SUPPLIED RECORDS
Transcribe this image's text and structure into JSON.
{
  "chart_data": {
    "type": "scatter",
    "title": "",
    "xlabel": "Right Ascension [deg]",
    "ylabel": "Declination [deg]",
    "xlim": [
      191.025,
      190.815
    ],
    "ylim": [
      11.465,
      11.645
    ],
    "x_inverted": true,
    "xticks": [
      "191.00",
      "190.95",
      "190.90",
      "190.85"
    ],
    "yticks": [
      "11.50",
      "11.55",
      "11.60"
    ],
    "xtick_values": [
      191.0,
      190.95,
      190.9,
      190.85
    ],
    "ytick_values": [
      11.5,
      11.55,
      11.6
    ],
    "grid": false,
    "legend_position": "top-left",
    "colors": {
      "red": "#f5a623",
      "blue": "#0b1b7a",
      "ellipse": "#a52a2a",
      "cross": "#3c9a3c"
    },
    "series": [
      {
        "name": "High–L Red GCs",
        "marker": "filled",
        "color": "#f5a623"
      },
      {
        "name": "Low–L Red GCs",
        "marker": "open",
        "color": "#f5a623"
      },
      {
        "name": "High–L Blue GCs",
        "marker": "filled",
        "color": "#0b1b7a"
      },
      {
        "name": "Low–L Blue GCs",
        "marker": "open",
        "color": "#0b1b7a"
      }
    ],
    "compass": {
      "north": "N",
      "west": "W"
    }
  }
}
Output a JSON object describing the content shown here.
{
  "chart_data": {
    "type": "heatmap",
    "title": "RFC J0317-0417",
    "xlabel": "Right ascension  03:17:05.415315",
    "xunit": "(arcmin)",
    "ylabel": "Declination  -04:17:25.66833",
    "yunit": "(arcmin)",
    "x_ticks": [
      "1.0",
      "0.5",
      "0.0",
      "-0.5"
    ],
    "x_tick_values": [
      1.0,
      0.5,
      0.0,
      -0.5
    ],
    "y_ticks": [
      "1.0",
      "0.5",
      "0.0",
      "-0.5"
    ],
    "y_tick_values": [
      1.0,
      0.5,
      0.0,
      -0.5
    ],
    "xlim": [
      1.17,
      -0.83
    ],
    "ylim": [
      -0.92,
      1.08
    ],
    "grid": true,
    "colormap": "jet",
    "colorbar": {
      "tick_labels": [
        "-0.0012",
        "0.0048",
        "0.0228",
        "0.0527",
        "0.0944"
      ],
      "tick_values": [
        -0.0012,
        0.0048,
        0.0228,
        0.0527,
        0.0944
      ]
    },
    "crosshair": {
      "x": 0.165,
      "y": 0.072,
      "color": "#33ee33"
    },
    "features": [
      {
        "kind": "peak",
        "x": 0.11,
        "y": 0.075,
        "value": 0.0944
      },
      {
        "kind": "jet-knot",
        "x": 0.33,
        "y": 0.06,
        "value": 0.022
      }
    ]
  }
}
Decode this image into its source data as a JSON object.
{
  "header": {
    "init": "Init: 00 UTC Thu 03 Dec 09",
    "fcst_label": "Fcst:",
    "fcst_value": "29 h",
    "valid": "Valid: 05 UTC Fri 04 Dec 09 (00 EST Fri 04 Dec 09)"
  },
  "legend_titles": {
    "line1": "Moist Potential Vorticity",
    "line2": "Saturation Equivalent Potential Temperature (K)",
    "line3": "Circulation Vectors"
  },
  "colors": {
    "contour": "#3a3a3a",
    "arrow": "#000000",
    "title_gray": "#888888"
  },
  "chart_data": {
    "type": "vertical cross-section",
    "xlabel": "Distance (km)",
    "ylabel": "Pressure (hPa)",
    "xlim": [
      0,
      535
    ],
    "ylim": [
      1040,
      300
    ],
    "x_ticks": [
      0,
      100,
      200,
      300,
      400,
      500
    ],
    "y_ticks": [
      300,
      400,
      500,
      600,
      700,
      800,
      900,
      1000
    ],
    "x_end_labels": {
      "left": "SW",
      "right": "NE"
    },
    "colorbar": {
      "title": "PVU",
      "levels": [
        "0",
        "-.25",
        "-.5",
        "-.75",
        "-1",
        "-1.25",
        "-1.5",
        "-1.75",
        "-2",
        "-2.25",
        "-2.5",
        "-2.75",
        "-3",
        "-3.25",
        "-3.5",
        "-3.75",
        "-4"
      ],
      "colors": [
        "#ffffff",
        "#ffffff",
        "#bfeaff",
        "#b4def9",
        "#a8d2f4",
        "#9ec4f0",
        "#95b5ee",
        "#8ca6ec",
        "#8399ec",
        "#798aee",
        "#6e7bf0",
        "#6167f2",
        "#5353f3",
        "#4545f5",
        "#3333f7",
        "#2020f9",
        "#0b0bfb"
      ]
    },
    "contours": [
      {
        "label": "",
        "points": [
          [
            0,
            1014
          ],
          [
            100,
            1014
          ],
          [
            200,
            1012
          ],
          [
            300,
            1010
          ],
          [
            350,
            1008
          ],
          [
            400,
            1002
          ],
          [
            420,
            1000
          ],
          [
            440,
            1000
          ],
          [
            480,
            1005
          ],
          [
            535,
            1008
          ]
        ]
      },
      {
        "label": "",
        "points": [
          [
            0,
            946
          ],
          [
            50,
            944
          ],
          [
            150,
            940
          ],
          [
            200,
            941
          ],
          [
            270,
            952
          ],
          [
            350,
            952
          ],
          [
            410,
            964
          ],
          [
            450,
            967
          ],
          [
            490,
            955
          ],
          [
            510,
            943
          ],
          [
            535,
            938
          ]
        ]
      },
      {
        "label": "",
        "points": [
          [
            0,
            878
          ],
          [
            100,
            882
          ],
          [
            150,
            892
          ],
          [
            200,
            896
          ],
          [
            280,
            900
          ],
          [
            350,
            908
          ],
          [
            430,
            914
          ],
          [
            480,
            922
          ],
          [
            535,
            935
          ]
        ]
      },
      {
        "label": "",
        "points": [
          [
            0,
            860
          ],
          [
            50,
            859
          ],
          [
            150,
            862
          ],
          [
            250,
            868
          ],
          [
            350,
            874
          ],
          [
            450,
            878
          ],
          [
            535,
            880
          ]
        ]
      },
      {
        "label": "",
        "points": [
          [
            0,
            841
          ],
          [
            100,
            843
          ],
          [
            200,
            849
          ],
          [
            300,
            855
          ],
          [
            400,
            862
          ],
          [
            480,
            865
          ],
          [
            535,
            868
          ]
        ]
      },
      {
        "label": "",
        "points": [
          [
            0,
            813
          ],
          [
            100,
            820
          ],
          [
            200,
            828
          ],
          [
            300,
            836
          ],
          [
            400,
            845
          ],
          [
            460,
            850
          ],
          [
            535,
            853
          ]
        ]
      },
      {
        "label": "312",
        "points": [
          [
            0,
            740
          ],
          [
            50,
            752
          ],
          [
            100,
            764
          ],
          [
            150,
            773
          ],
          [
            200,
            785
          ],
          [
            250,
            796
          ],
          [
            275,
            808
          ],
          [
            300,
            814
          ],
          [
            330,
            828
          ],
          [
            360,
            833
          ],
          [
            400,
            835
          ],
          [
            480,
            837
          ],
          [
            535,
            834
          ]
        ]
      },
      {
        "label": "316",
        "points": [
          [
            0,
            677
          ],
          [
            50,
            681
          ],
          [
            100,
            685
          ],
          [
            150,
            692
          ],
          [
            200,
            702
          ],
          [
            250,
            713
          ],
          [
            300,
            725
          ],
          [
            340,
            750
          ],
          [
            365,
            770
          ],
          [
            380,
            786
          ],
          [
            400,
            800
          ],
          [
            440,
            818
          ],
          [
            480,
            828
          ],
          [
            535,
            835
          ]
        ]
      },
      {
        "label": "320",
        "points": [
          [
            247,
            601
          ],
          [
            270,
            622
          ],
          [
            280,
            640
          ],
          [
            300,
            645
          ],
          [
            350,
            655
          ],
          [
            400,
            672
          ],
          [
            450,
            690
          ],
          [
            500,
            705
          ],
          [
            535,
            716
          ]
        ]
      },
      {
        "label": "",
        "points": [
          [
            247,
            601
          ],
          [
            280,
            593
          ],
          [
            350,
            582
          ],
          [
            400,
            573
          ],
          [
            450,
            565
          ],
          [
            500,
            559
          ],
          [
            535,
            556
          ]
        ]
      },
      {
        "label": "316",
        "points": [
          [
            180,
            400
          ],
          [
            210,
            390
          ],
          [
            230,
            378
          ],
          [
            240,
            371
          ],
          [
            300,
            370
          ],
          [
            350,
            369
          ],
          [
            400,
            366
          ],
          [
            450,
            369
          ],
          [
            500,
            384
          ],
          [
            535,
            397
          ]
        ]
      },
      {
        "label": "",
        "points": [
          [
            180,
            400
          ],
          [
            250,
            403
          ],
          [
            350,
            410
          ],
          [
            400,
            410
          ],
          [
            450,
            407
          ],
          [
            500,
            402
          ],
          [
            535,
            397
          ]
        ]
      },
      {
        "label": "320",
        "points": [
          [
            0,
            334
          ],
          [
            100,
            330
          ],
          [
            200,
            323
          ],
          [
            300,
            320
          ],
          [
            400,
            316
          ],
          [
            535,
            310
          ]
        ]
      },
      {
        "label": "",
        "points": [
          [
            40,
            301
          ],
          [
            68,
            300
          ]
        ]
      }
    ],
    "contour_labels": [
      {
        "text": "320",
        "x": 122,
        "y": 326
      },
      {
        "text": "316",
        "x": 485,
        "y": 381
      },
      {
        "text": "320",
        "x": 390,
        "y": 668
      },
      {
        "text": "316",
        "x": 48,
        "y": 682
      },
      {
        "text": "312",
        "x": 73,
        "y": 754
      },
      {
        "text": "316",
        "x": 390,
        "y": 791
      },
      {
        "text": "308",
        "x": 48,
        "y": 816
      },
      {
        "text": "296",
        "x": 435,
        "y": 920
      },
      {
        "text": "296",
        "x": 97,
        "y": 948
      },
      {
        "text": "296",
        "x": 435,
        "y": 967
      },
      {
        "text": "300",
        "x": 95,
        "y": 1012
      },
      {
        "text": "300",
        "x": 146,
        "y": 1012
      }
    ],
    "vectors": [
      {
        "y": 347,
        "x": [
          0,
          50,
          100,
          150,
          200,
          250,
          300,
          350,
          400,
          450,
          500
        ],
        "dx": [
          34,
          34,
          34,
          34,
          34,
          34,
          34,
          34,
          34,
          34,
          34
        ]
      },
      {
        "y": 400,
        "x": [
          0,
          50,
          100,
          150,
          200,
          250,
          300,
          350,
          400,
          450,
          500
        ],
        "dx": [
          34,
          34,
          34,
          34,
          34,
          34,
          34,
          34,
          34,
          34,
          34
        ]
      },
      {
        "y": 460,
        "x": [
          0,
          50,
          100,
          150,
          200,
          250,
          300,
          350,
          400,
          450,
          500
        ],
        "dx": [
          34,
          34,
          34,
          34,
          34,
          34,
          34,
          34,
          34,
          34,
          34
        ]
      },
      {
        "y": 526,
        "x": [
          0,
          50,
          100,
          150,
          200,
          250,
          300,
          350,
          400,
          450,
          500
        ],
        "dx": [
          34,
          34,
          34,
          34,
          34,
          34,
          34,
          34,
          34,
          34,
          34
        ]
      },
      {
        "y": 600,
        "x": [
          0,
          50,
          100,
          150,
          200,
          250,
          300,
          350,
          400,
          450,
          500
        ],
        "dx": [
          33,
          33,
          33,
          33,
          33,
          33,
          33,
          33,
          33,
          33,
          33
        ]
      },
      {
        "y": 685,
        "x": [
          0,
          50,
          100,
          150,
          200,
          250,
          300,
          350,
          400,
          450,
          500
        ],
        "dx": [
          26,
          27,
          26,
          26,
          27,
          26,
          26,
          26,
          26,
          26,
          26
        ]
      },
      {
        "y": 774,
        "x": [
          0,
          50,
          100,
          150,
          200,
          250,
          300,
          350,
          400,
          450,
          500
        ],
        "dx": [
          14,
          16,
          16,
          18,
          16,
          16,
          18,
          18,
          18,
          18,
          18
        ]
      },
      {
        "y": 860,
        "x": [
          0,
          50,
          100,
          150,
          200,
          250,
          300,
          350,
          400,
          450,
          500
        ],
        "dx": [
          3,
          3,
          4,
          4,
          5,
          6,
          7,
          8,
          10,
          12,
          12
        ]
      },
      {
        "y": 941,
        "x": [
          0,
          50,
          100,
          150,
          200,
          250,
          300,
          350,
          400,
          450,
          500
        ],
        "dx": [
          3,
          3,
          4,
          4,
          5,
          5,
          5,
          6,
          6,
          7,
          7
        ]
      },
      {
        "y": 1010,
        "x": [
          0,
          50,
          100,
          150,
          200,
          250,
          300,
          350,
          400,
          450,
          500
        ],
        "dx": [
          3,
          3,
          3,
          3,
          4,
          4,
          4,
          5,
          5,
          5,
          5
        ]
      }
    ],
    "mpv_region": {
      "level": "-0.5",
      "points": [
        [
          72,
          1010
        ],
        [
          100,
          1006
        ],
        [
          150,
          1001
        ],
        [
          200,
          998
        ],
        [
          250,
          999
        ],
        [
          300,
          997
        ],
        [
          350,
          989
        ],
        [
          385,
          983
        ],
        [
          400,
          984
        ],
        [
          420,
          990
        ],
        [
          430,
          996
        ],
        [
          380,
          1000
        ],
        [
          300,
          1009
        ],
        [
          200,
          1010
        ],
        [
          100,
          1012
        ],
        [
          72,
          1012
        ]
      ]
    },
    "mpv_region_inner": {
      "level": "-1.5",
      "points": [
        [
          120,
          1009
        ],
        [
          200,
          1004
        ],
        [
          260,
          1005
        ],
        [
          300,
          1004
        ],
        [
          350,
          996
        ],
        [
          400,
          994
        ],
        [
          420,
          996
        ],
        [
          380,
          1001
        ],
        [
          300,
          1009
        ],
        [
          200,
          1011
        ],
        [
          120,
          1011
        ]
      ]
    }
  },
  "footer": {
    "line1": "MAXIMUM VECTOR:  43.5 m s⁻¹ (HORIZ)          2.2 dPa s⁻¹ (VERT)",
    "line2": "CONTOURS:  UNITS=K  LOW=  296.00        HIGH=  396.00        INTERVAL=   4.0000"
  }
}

EXERCISE DETAILS
Copy all lines from the entries that contain the word "into".

THE SOLUTION
Transcribe this image's text and structure into JSON.
Decode this image into its source data as a JSON object.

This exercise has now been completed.